(Required task)
Produce an exact copy of the lines from the line that contains "Transcribe the text in this document." to the end of the listing below.

(Listed records)

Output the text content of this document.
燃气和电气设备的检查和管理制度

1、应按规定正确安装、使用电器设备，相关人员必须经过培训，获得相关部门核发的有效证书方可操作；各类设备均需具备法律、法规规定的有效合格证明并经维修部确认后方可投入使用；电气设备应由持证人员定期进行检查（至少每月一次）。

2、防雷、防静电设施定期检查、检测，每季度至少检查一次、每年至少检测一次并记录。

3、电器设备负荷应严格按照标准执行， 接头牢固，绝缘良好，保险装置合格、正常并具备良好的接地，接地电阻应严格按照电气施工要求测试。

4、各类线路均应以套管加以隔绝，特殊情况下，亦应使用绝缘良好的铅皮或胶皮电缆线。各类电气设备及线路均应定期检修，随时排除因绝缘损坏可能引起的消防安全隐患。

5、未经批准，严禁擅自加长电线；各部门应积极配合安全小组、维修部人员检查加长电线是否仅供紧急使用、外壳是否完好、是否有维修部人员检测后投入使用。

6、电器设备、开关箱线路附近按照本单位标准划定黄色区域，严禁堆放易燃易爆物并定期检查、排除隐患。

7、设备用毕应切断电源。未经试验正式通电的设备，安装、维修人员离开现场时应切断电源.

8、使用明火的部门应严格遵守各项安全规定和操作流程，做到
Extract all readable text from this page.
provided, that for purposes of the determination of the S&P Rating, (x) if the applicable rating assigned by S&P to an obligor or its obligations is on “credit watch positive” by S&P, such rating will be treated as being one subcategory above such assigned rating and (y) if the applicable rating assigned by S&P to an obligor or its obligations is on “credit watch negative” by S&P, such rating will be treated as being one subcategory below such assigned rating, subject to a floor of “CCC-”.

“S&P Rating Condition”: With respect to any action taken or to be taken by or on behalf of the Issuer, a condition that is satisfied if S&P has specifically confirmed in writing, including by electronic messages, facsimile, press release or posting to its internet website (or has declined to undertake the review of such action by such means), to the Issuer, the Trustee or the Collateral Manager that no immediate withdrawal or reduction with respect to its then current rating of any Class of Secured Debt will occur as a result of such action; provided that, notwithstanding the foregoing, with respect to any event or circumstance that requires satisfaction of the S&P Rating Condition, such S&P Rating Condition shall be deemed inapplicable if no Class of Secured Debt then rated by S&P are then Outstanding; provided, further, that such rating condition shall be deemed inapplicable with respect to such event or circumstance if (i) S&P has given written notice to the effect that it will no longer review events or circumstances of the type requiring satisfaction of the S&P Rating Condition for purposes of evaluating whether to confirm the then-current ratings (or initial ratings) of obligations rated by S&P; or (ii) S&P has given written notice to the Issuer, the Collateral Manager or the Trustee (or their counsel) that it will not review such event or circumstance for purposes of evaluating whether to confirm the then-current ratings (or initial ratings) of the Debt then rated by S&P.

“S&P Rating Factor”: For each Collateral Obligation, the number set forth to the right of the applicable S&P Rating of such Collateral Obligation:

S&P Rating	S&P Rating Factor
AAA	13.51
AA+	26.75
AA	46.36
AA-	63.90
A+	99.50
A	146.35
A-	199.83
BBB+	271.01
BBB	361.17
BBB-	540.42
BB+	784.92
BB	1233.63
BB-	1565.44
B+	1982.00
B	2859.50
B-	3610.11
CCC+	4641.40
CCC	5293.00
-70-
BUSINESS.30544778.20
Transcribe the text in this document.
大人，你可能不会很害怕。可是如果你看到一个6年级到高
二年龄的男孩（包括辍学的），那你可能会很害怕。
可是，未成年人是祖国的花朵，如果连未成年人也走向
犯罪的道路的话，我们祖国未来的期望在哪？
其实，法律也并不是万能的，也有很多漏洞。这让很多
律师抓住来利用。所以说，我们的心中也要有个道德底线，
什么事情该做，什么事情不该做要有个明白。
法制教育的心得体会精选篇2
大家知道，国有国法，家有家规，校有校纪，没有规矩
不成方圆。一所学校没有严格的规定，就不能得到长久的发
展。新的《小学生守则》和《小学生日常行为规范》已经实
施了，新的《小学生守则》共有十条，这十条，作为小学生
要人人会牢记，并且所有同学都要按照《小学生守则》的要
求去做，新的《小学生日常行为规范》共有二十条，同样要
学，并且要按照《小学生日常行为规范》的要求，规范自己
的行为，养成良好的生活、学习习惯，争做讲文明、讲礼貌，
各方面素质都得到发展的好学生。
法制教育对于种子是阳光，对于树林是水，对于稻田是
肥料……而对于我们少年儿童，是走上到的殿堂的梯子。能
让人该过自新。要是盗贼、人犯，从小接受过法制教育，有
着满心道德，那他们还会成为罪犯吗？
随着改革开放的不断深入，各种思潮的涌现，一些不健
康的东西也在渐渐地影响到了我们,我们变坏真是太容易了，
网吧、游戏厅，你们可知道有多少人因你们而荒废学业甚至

(Correct result)
Transcribe the text in this document.
大人，你可能不会很害怕。可是如果你看到一个6年级到高
二年龄的男孩（包括辍学的），那你可能会很害怕。
可是，未成年人是祖国的花朵，如果连未成年人也走向
犯罪的道路的话，我们祖国未来的期望在哪？
其实，法律也并不是万能的，也有很多漏洞。这让很多
律师抓住来利用。所以说，我们的心中也要有个道德底线，
什么事情该做，什么事情不该做要有个明白。
法制教育的心得体会精选篇2
大家知道，国有国法，家有家规，校有校纪，没有规矩
不成方圆。一所学校没有严格的规定，就不能得到长久的发
展。新的《小学生守则》和《小学生日常行为规范》已经实
施了，新的《小学生守则》共有十条，这十条，作为小学生
要人人会牢记，并且所有同学都要按照《小学生守则》的要
求去做，新的《小学生日常行为规范》共有二十条，同样要
学，并且要按照《小学生日常行为规范》的要求，规范自己
的行为，养成良好的生活、学习习惯，争做讲文明、讲礼貌，
各方面素质都得到发展的好学生。
法制教育对于种子是阳光，对于树林是水，对于稻田是
肥料……而对于我们少年儿童，是走上到的殿堂的梯子。能
让人该过自新。要是盗贼、人犯，从小接受过法制教育，有
着满心道德，那他们还会成为罪犯吗？
随着改革开放的不断深入，各种思潮的涌现，一些不健
康的东西也在渐渐地影响到了我们,我们变坏真是太容易了，
网吧、游戏厅，你们可知道有多少人因你们而荒废学业甚至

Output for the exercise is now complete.